▶ [Exercise instructions] Set the listing down again exactly, please, apart from its pictures.

▶ [Entries provided]
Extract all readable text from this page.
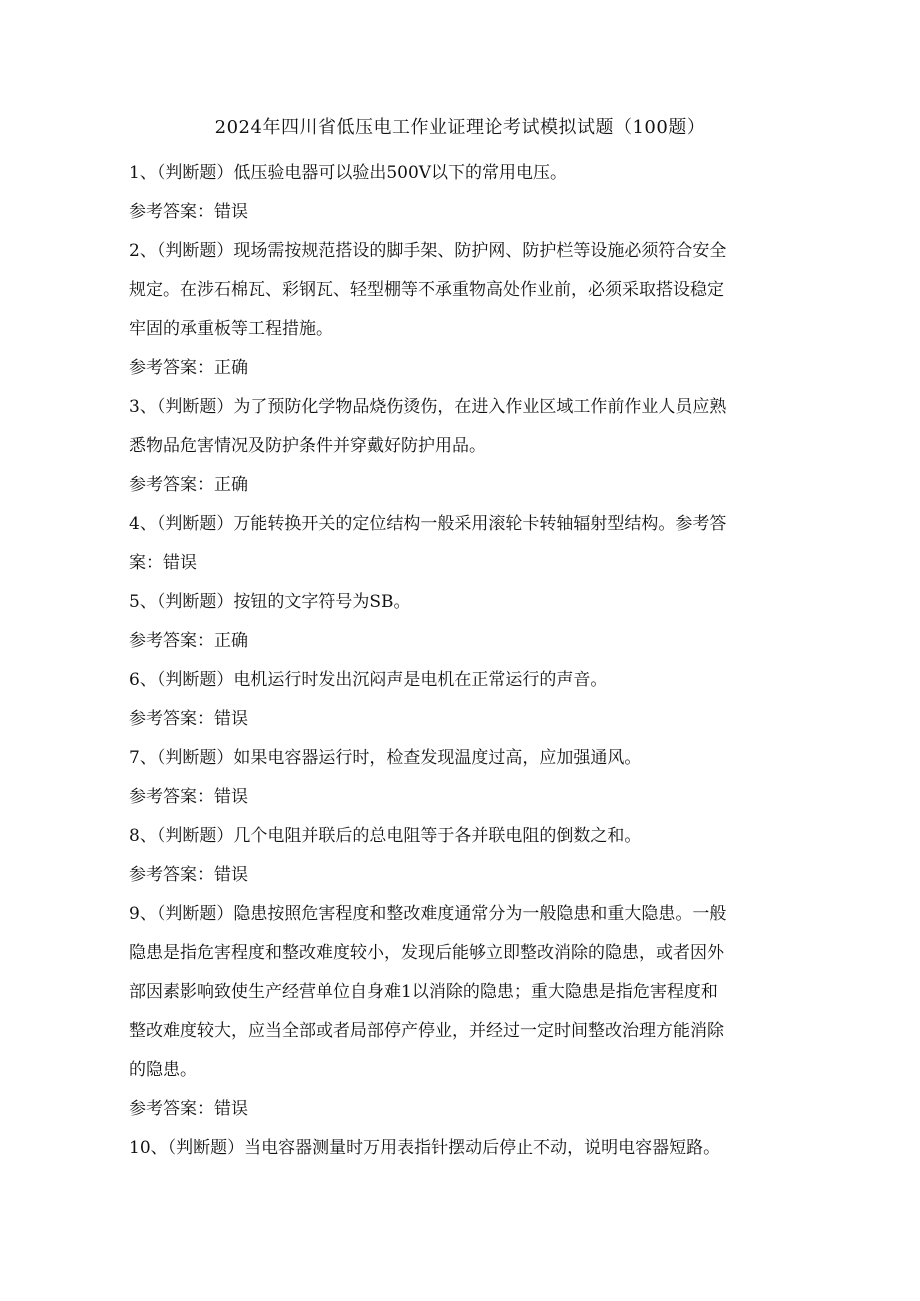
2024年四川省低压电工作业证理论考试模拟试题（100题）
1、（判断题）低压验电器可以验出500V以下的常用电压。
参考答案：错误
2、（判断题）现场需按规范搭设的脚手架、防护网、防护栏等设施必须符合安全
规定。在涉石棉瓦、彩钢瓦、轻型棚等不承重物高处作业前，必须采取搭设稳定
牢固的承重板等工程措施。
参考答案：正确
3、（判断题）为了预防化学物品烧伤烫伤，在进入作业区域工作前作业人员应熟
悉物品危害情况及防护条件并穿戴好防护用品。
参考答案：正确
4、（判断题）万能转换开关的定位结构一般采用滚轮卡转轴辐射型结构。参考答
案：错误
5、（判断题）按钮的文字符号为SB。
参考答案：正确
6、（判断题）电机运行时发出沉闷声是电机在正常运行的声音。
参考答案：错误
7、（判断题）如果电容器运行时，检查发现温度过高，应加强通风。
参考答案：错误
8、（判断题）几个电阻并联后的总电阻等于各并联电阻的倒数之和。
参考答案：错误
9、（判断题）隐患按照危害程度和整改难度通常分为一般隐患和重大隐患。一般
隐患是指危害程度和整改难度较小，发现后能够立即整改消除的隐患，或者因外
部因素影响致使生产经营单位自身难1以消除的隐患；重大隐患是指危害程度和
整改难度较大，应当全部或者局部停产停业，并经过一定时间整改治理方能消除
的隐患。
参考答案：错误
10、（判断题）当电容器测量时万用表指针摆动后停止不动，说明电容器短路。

▶ [Solution]
Extract all readable text from this page.
2024年四川省低压电工作业证理论考试模拟试题（100题）
1、（判断题）低压验电器可以验出500V以下的常用电压。
参考答案：错误
2、（判断题）现场需按规范搭设的脚手架、防护网、防护栏等设施必须符合安全
规定。在涉石棉瓦、彩钢瓦、轻型棚等不承重物高处作业前，必须采取搭设稳定
牢固的承重板等工程措施。
参考答案：正确
3、（判断题）为了预防化学物品烧伤烫伤，在进入作业区域工作前作业人员应熟
悉物品危害情况及防护条件并穿戴好防护用品。
参考答案：正确
4、（判断题）万能转换开关的定位结构一般采用滚轮卡转轴辐射型结构。参考答
案：错误
5、（判断题）按钮的文字符号为SB。
参考答案：正确
6、（判断题）电机运行时发出沉闷声是电机在正常运行的声音。
参考答案：错误
7、（判断题）如果电容器运行时，检查发现温度过高，应加强通风。
参考答案：错误
8、（判断题）几个电阻并联后的总电阻等于各并联电阻的倒数之和。
参考答案：错误
9、（判断题）隐患按照危害程度和整改难度通常分为一般隐患和重大隐患。一般
隐患是指危害程度和整改难度较小，发现后能够立即整改消除的隐患，或者因外
部因素影响致使生产经营单位自身难1以消除的隐患；重大隐患是指危害程度和
整改难度较大，应当全部或者局部停产停业，并经过一定时间整改治理方能消除
的隐患。
参考答案：错误
10、（判断题）当电容器测量时万用表指针摆动后停止不动，说明电容器短路。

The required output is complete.